§ Dataset entries
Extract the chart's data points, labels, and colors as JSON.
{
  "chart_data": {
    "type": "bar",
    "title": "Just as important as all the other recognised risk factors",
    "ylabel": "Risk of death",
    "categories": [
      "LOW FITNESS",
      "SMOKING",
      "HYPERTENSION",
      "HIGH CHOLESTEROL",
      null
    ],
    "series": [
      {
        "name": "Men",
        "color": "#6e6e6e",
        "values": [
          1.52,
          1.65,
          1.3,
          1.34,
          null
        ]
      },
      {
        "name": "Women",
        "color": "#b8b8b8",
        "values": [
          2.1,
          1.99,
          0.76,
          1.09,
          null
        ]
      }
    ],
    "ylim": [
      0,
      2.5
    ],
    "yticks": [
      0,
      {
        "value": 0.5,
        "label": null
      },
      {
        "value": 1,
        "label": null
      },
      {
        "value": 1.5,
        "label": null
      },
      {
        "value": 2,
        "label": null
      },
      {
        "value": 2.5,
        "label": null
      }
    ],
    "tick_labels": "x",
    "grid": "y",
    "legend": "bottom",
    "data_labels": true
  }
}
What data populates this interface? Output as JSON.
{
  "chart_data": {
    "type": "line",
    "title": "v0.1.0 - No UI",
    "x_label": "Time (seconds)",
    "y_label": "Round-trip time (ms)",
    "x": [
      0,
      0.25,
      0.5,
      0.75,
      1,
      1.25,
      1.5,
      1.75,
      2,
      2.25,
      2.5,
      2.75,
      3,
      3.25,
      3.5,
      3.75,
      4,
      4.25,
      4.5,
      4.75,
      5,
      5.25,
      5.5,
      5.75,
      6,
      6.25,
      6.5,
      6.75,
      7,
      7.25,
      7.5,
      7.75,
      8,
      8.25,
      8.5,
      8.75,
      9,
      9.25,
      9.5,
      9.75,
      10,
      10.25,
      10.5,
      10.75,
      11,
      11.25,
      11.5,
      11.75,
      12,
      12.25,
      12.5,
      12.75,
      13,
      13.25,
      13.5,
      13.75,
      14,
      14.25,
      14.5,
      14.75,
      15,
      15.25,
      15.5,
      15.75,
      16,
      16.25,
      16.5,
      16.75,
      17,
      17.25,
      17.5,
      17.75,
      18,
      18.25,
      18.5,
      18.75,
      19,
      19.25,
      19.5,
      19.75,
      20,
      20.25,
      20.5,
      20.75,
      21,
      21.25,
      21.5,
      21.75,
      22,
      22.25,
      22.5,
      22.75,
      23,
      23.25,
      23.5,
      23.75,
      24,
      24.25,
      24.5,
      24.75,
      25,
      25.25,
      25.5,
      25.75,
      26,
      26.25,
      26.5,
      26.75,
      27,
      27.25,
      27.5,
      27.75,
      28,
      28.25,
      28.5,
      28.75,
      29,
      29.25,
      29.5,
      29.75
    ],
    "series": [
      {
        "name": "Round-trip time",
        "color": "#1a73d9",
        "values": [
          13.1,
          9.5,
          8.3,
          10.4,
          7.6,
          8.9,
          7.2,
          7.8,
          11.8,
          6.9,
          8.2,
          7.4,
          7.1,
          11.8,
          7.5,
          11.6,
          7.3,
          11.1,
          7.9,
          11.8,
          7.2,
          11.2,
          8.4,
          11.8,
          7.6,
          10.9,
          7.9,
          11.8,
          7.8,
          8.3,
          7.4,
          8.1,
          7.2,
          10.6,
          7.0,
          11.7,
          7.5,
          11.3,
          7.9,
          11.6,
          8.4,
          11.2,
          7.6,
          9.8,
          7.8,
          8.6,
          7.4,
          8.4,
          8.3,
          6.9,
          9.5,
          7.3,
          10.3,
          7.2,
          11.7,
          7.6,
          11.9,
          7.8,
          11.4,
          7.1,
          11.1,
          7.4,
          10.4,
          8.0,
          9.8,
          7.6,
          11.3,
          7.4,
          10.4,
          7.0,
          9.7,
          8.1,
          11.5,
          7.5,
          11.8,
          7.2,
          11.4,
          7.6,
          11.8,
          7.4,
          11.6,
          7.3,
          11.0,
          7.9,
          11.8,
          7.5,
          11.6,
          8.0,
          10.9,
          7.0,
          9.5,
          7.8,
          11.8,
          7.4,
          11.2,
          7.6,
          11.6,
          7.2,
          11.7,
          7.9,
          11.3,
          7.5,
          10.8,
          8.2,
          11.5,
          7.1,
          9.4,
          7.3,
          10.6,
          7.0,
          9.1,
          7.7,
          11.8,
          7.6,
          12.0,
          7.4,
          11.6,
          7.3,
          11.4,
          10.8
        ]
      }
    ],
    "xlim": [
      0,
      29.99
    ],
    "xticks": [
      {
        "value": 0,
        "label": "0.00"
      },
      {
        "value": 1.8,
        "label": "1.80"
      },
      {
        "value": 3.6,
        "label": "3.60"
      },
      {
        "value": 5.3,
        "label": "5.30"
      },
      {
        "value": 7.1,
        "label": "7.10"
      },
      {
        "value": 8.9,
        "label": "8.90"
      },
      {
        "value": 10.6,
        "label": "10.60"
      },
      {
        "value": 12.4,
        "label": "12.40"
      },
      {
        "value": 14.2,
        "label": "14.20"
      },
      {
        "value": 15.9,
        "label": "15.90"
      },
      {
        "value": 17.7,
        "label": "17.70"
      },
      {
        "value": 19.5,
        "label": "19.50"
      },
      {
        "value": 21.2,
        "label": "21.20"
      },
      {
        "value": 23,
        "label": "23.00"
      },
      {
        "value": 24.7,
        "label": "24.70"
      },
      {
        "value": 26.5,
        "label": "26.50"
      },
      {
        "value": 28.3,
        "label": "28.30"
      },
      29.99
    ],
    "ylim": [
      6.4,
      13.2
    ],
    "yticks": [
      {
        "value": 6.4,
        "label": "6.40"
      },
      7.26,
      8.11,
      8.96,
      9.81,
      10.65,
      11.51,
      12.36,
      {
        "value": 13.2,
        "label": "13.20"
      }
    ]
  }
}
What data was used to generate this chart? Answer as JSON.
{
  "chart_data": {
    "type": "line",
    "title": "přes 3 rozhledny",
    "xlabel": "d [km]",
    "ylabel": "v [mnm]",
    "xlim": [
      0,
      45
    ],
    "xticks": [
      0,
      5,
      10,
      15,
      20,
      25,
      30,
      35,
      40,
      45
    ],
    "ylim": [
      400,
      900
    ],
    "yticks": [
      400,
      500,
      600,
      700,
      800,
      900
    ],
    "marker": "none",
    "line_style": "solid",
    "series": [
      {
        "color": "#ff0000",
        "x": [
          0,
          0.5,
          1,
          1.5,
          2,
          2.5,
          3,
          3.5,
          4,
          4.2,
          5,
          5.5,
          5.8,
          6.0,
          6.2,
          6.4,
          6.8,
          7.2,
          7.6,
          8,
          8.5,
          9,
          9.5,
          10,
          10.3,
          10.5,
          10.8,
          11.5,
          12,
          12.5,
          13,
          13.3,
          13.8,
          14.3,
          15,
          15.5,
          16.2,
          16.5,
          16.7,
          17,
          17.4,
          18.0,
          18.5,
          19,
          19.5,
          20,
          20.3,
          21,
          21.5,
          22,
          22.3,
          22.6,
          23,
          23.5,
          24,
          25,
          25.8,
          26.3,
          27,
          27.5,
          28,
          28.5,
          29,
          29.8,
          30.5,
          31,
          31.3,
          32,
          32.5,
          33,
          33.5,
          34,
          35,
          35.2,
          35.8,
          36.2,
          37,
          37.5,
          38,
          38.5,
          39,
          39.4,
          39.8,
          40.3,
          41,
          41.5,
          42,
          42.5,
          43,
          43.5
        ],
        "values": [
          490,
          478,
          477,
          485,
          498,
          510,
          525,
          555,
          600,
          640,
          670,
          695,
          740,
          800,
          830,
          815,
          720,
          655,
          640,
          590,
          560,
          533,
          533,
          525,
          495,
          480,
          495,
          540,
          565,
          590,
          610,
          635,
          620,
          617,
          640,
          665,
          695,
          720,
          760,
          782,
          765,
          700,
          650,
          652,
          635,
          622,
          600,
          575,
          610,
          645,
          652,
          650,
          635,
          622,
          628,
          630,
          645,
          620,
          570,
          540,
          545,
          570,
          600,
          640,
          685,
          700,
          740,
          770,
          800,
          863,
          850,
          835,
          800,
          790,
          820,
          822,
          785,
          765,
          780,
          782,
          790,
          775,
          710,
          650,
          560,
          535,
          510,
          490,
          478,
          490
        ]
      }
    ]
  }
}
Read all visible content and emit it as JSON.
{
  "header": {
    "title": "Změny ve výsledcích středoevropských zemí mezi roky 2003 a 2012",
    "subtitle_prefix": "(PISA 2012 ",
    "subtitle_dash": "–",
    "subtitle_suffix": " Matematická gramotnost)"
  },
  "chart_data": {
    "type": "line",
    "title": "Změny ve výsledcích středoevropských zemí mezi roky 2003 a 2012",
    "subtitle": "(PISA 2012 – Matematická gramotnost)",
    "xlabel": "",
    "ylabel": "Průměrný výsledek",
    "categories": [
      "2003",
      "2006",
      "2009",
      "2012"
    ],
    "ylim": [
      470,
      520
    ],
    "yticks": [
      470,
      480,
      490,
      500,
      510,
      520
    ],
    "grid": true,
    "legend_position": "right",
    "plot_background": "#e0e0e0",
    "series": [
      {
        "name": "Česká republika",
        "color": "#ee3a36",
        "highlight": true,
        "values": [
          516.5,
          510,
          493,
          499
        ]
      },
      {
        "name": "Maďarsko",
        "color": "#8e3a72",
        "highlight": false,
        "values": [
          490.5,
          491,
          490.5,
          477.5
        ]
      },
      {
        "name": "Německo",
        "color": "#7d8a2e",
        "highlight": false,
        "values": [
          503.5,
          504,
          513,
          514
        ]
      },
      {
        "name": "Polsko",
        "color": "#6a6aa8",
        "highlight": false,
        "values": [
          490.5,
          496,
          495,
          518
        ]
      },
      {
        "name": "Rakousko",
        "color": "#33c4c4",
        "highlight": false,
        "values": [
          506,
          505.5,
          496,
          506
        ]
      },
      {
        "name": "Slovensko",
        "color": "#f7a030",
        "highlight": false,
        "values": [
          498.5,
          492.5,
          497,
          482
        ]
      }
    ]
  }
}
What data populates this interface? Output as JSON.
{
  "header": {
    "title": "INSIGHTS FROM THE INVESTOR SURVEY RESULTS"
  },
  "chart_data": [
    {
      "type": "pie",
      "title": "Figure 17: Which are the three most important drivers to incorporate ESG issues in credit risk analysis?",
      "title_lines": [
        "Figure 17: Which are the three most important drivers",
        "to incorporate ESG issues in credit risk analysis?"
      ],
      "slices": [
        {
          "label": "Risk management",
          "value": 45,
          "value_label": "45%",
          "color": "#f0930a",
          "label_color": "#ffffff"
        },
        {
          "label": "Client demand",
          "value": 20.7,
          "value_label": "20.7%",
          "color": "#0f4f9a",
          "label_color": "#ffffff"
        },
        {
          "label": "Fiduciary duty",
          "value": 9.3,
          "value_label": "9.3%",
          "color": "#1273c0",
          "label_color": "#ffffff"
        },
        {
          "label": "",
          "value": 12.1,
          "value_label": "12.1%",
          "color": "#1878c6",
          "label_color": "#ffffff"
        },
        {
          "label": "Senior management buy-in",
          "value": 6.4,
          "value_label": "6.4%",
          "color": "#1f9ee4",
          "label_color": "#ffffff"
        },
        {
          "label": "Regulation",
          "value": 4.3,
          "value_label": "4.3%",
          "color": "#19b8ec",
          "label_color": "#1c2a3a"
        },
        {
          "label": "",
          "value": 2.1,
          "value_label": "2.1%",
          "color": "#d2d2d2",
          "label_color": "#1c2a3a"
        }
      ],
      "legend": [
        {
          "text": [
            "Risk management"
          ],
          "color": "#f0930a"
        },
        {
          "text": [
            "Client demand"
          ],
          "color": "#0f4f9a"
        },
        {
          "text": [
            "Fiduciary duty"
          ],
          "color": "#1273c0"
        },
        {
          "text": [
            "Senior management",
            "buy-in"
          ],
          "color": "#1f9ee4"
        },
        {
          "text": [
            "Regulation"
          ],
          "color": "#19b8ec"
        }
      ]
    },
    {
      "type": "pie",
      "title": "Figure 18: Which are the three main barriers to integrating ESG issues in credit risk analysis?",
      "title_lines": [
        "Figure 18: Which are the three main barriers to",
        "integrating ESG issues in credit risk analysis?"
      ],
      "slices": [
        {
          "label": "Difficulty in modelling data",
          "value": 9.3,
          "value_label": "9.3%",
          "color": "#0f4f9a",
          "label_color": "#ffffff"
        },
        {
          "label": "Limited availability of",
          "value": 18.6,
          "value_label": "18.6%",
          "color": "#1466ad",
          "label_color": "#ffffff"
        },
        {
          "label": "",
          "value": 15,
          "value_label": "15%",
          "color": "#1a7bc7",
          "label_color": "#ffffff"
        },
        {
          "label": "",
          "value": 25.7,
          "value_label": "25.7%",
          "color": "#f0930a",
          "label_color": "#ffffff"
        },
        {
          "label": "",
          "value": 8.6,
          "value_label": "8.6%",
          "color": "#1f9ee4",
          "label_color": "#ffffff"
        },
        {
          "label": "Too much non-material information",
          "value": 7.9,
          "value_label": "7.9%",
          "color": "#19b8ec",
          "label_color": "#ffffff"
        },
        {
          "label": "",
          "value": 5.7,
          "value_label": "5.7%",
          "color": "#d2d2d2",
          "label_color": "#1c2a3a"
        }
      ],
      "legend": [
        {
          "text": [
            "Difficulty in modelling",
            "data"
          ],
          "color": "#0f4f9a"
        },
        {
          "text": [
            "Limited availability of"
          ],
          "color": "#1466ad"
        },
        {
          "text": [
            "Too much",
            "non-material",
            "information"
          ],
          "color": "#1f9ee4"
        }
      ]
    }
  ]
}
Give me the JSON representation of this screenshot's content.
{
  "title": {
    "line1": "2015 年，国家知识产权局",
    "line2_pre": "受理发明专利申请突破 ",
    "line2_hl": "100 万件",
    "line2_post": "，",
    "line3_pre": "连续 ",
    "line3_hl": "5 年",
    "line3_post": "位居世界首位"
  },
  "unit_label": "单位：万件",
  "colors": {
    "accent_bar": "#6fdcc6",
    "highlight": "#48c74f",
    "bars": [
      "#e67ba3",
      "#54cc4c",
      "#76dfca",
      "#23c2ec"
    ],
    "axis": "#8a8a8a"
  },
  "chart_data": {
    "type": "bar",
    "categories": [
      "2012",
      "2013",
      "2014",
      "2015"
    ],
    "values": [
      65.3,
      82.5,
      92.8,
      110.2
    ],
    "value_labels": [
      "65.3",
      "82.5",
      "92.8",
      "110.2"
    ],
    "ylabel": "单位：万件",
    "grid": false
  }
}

§ Exercise task
Find each line that has the word "name", then copy it out.

§ Written response
        "name": "Men",
        "name": "Women",
        "name": "Round-trip time",
        "name": "Česká republika",
        "name": "Maďarsko",
        "name": "Německo",
        "name": "Polsko",
        "name": "Rakousko",
        "name": "Slovensko",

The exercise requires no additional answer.